MATERIAL FOR THIS TASK =>
☆ ☆ ☆ ☆ ☆ ☆ ☆
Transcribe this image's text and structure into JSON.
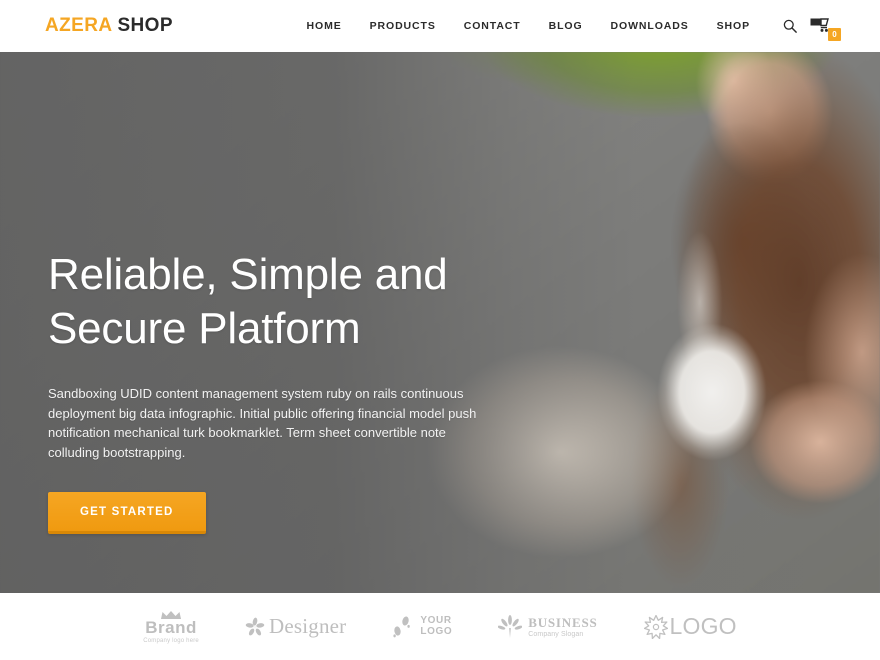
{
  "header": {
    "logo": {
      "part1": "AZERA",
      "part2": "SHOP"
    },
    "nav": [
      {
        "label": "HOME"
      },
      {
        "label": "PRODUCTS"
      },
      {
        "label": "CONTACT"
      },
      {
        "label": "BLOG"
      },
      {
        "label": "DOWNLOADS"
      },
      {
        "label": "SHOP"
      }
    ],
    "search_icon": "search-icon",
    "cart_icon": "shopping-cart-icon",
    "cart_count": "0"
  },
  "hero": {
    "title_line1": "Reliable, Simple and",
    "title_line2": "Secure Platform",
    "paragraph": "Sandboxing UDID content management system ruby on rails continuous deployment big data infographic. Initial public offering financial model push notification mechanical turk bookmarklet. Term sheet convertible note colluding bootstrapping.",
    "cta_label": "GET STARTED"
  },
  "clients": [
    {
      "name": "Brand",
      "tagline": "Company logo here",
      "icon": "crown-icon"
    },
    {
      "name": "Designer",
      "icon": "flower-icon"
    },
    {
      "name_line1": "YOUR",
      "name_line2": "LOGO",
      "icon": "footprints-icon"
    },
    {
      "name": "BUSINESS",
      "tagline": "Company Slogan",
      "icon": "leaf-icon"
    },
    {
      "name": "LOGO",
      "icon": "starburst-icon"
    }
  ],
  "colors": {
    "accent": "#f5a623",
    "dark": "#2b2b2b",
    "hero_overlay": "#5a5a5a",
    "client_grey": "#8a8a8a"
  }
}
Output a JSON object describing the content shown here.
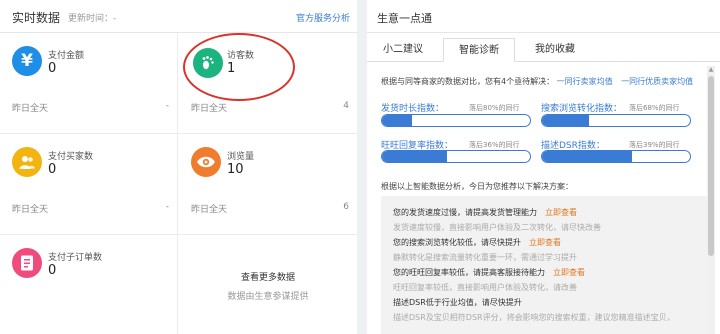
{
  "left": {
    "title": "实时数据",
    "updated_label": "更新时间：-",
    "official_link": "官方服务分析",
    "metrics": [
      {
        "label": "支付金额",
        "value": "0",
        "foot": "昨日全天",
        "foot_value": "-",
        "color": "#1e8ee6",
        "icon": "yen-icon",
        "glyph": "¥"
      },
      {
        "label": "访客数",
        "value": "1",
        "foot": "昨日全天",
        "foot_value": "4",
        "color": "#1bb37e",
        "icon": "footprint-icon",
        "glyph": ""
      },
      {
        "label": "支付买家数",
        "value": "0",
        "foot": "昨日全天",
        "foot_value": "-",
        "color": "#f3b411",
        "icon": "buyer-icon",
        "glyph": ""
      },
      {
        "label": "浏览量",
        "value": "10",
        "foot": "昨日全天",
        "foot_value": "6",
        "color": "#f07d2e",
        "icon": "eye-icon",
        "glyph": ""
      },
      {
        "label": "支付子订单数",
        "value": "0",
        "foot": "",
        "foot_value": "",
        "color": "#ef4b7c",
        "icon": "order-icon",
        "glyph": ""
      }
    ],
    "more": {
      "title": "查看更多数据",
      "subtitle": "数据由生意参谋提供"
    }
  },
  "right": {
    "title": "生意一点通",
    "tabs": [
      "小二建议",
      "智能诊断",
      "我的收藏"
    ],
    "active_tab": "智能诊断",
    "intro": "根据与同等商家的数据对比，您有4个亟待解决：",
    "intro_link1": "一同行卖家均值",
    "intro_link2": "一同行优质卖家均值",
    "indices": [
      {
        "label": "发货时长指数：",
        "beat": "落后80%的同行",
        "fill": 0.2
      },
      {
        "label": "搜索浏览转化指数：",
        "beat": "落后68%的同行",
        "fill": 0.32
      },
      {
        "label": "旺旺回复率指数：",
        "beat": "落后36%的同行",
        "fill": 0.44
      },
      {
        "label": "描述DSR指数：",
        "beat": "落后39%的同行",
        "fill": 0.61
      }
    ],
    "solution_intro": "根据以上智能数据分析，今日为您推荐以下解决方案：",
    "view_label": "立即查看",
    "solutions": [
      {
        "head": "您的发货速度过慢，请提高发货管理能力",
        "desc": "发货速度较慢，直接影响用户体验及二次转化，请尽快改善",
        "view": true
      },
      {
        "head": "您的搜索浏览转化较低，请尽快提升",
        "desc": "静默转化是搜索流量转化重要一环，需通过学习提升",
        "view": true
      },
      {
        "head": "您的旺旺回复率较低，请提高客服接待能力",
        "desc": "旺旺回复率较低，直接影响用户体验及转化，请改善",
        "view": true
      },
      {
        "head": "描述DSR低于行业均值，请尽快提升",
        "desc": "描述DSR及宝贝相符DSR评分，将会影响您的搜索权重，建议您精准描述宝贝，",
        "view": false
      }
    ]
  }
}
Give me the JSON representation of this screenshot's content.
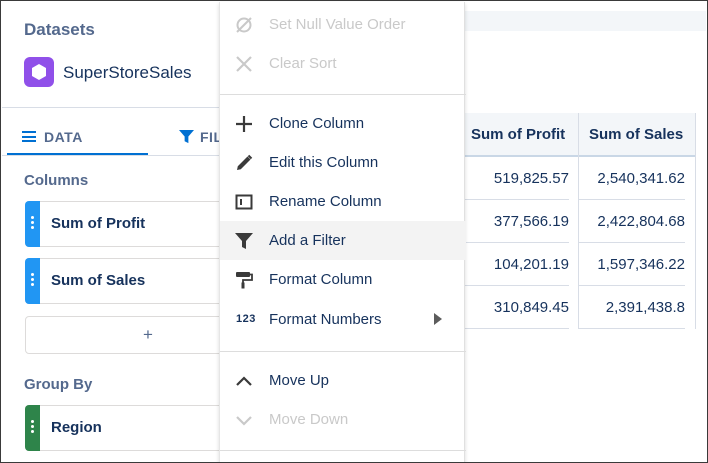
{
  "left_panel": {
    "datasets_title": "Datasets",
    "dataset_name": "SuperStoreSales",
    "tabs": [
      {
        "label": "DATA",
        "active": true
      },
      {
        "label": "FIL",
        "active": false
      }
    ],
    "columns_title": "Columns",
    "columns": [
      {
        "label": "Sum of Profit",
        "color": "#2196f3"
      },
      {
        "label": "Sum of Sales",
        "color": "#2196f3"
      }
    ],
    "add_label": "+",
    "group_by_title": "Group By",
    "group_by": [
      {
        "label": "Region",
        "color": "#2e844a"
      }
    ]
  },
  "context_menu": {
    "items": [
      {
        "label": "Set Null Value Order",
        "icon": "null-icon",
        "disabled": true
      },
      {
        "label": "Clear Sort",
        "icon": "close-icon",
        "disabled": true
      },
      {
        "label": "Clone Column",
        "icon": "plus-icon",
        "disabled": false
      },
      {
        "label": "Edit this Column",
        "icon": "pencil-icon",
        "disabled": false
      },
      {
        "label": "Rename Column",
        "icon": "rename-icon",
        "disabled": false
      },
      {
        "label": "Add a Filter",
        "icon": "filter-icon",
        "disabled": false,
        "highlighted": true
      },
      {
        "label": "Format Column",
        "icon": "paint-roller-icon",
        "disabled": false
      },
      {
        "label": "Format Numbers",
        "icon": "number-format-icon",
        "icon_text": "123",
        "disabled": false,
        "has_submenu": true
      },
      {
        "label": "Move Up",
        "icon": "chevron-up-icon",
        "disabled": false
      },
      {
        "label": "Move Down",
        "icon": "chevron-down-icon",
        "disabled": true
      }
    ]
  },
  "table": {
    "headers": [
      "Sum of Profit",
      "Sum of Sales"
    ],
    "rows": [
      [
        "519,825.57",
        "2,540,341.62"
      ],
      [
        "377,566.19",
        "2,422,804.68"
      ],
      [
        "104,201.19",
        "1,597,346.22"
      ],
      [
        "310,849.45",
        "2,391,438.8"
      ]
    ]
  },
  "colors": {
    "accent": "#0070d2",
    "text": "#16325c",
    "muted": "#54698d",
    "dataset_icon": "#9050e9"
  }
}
☆ ☆ ☆ ☆ ☆ ☆ ☆
Copy out every line of the material above exactly, skipping the pictures.

SOLVED PROBLEM =>
Transcribe this image's text and structure into JSON.
{
  "header": {
    "logo": {
      "part1": "AZERA",
      "part2": "SHOP"
    },
    "nav": [
      {
        "label": "HOME"
      },
      {
        "label": "PRODUCTS"
      },
      {
        "label": "CONTACT"
      },
      {
        "label": "BLOG"
      },
      {
        "label": "DOWNLOADS"
      },
      {
        "label": "SHOP"
      }
    ],
    "search_icon": "search-icon",
    "cart_icon": "shopping-cart-icon",
    "cart_count": "0"
  },
  "hero": {
    "title_line1": "Reliable, Simple and",
    "title_line2": "Secure Platform",
    "paragraph": "Sandboxing UDID content management system ruby on rails continuous deployment big data infographic. Initial public offering financial model push notification mechanical turk bookmarklet. Term sheet convertible note colluding bootstrapping.",
    "cta_label": "GET STARTED"
  },
  "clients": [
    {
      "name": "Brand",
      "tagline": "Company logo here",
      "icon": "crown-icon"
    },
    {
      "name": "Designer",
      "icon": "flower-icon"
    },
    {
      "name_line1": "YOUR",
      "name_line2": "LOGO",
      "icon": "footprints-icon"
    },
    {
      "name": "BUSINESS",
      "tagline": "Company Slogan",
      "icon": "leaf-icon"
    },
    {
      "name": "LOGO",
      "icon": "starburst-icon"
    }
  ],
  "colors": {
    "accent": "#f5a623",
    "dark": "#2b2b2b",
    "hero_overlay": "#5a5a5a",
    "client_grey": "#8a8a8a"
  }
}
Output a JSON object describing the content shown here.
{
  "left": {
    "title": "实时数据",
    "updated_label": "更新时间：-",
    "official_link": "官方服务分析",
    "metrics": [
      {
        "label": "支付金额",
        "value": "0",
        "foot": "昨日全天",
        "foot_value": "-",
        "color": "#1e8ee6",
        "icon": "yen-icon",
        "glyph": "¥"
      },
      {
        "label": "访客数",
        "value": "1",
        "foot": "昨日全天",
        "foot_value": "4",
        "color": "#1bb37e",
        "icon": "footprint-icon",
        "glyph": ""
      },
      {
        "label": "支付买家数",
        "value": "0",
        "foot": "昨日全天",
        "foot_value": "-",
        "color": "#f3b411",
        "icon": "buyer-icon",
        "glyph": ""
      },
      {
        "label": "浏览量",
        "value": "10",
        "foot": "昨日全天",
        "foot_value": "6",
        "color": "#f07d2e",
        "icon": "eye-icon",
        "glyph": ""
      },
      {
        "label": "支付子订单数",
        "value": "0",
        "foot": "",
        "foot_value": "",
        "color": "#ef4b7c",
        "icon": "order-icon",
        "glyph": ""
      }
    ],
    "more": {
      "title": "查看更多数据",
      "subtitle": "数据由生意参谋提供"
    }
  },
  "right": {
    "title": "生意一点通",
    "tabs": [
      "小二建议",
      "智能诊断",
      "我的收藏"
    ],
    "active_tab": "智能诊断",
    "intro": "根据与同等商家的数据对比，您有4个亟待解决：",
    "intro_link1": "一同行卖家均值",
    "intro_link2": "一同行优质卖家均值",
    "indices": [
      {
        "label": "发货时长指数：",
        "beat": "落后80%的同行",
        "fill": 0.2
      },
      {
        "label": "搜索浏览转化指数：",
        "beat": "落后68%的同行",
        "fill": 0.32
      },
      {
        "label": "旺旺回复率指数：",
        "beat": "落后36%的同行",
        "fill": 0.44
      },
      {
        "label": "描述DSR指数：",
        "beat": "落后39%的同行",
        "fill": 0.61
      }
    ],
    "solution_intro": "根据以上智能数据分析，今日为您推荐以下解决方案：",
    "view_label": "立即查看",
    "solutions": [
      {
        "head": "您的发货速度过慢，请提高发货管理能力",
        "desc": "发货速度较慢，直接影响用户体验及二次转化，请尽快改善",
        "view": true
      },
      {
        "head": "您的搜索浏览转化较低，请尽快提升",
        "desc": "静默转化是搜索流量转化重要一环，需通过学习提升",
        "view": true
      },
      {
        "head": "您的旺旺回复率较低，请提高客服接待能力",
        "desc": "旺旺回复率较低，直接影响用户体验及转化，请改善",
        "view": true
      },
      {
        "head": "描述DSR低于行业均值，请尽快提升",
        "desc": "描述DSR及宝贝相符DSR评分，将会影响您的搜索权重，建议您精准描述宝贝，",
        "view": false
      }
    ]
  }
}
Give me the JSON representation of this screenshot's content.
{
  "left_panel": {
    "datasets_title": "Datasets",
    "dataset_name": "SuperStoreSales",
    "tabs": [
      {
        "label": "DATA",
        "active": true
      },
      {
        "label": "FIL",
        "active": false
      }
    ],
    "columns_title": "Columns",
    "columns": [
      {
        "label": "Sum of Profit",
        "color": "#2196f3"
      },
      {
        "label": "Sum of Sales",
        "color": "#2196f3"
      }
    ],
    "add_label": "+",
    "group_by_title": "Group By",
    "group_by": [
      {
        "label": "Region",
        "color": "#2e844a"
      }
    ]
  },
  "context_menu": {
    "items": [
      {
        "label": "Set Null Value Order",
        "icon": "null-icon",
        "disabled": true
      },
      {
        "label": "Clear Sort",
        "icon": "close-icon",
        "disabled": true
      },
      {
        "label": "Clone Column",
        "icon": "plus-icon",
        "disabled": false
      },
      {
        "label": "Edit this Column",
        "icon": "pencil-icon",
        "disabled": false
      },
      {
        "label": "Rename Column",
        "icon": "rename-icon",
        "disabled": false
      },
      {
        "label": "Add a Filter",
        "icon": "filter-icon",
        "disabled": false,
        "highlighted": true
      },
      {
        "label": "Format Column",
        "icon": "paint-roller-icon",
        "disabled": false
      },
      {
        "label": "Format Numbers",
        "icon": "number-format-icon",
        "icon_text": "123",
        "disabled": false,
        "has_submenu": true
      },
      {
        "label": "Move Up",
        "icon": "chevron-up-icon",
        "disabled": false
      },
      {
        "label": "Move Down",
        "icon": "chevron-down-icon",
        "disabled": true
      }
    ]
  },
  "table": {
    "headers": [
      "Sum of Profit",
      "Sum of Sales"
    ],
    "rows": [
      [
        "519,825.57",
        "2,540,341.62"
      ],
      [
        "377,566.19",
        "2,422,804.68"
      ],
      [
        "104,201.19",
        "1,597,346.22"
      ],
      [
        "310,849.45",
        "2,391,438.8"
      ]
    ]
  },
  "colors": {
    "accent": "#0070d2",
    "text": "#16325c",
    "muted": "#54698d",
    "dataset_icon": "#9050e9"
  }
}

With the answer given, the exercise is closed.